Written task. All of the material below is to be restated word for word, apart from the pictures.
— Start —
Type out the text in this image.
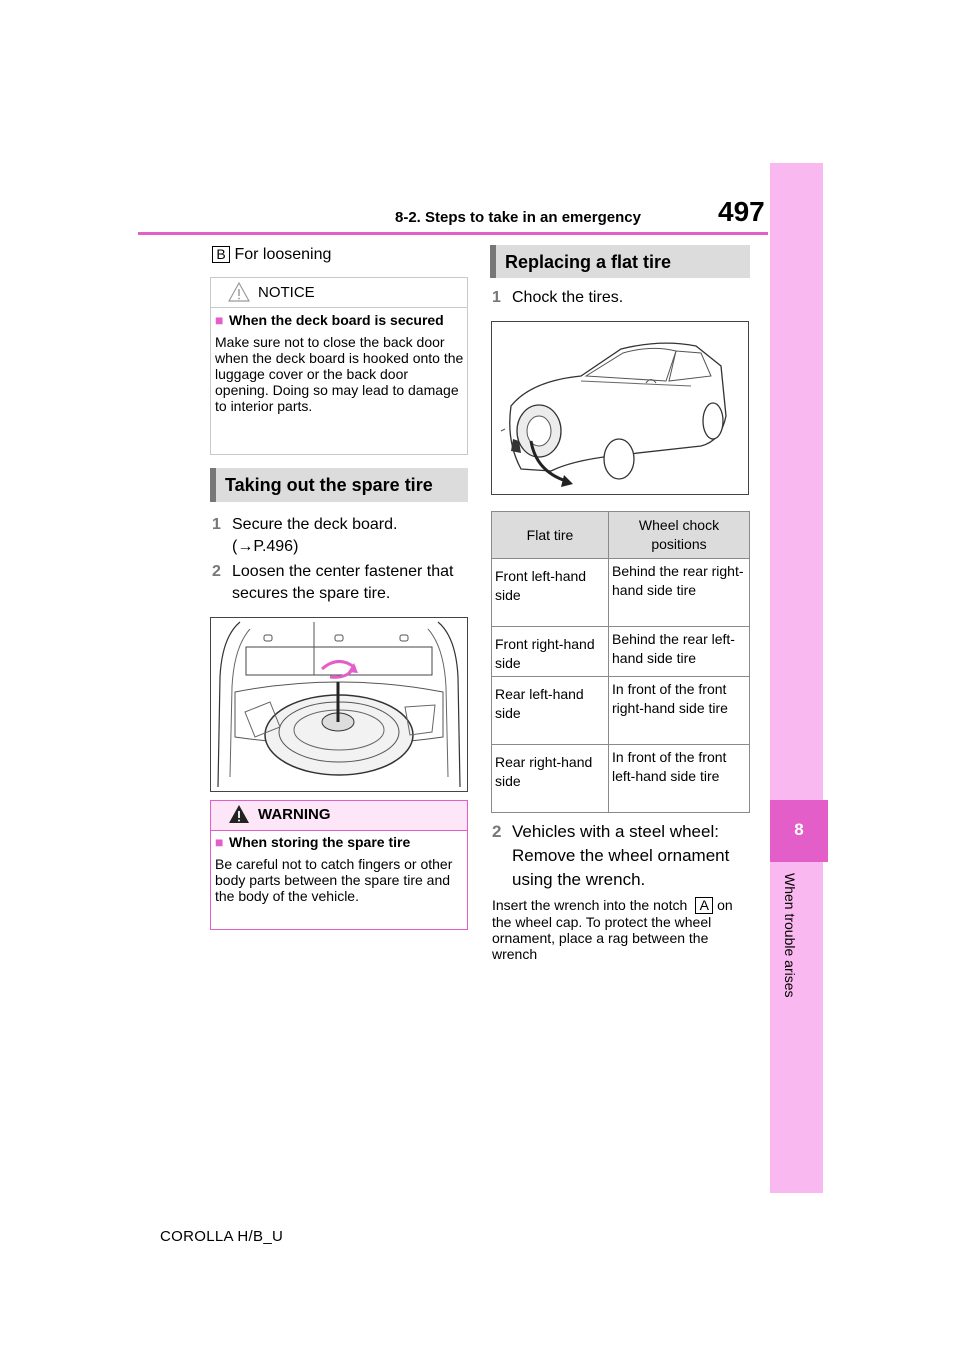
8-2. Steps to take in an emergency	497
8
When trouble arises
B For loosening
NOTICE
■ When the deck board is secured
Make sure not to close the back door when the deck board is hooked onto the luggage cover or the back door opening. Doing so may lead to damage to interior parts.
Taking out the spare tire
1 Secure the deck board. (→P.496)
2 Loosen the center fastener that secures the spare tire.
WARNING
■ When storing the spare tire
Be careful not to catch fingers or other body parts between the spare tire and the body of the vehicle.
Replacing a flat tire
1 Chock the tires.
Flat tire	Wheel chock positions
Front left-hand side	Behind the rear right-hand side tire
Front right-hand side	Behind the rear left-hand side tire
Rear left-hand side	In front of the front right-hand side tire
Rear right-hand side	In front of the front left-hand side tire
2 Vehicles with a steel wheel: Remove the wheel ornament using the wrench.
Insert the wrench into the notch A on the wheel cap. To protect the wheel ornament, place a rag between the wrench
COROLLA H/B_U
— End —
Solution to the problem.
Type out the text in this image.
8-2. Steps to take in an emergency	497
8
When trouble arises
B For loosening
NOTICE
■ When the deck board is secured
Make sure not to close the back door when the deck board is hooked onto the luggage cover or the back door opening. Doing so may lead to damage to interior parts.
Taking out the spare tire
1 Secure the deck board. (→P.496)
2 Loosen the center fastener that secures the spare tire.
WARNING
■ When storing the spare tire
Be careful not to catch fingers or other body parts between the spare tire and the body of the vehicle.
Replacing a flat tire
1 Chock the tires.
Flat tire	Wheel chock positions
Front left-hand side	Behind the rear right-hand side tire
Front right-hand side	Behind the rear left-hand side tire
Rear left-hand side	In front of the front right-hand side tire
Rear right-hand side	In front of the front left-hand side tire
2 Vehicles with a steel wheel: Remove the wheel ornament using the wrench.
Insert the wrench into the notch A on the wheel cap. To protect the wheel ornament, place a rag between the wrench
COROLLA H/B_U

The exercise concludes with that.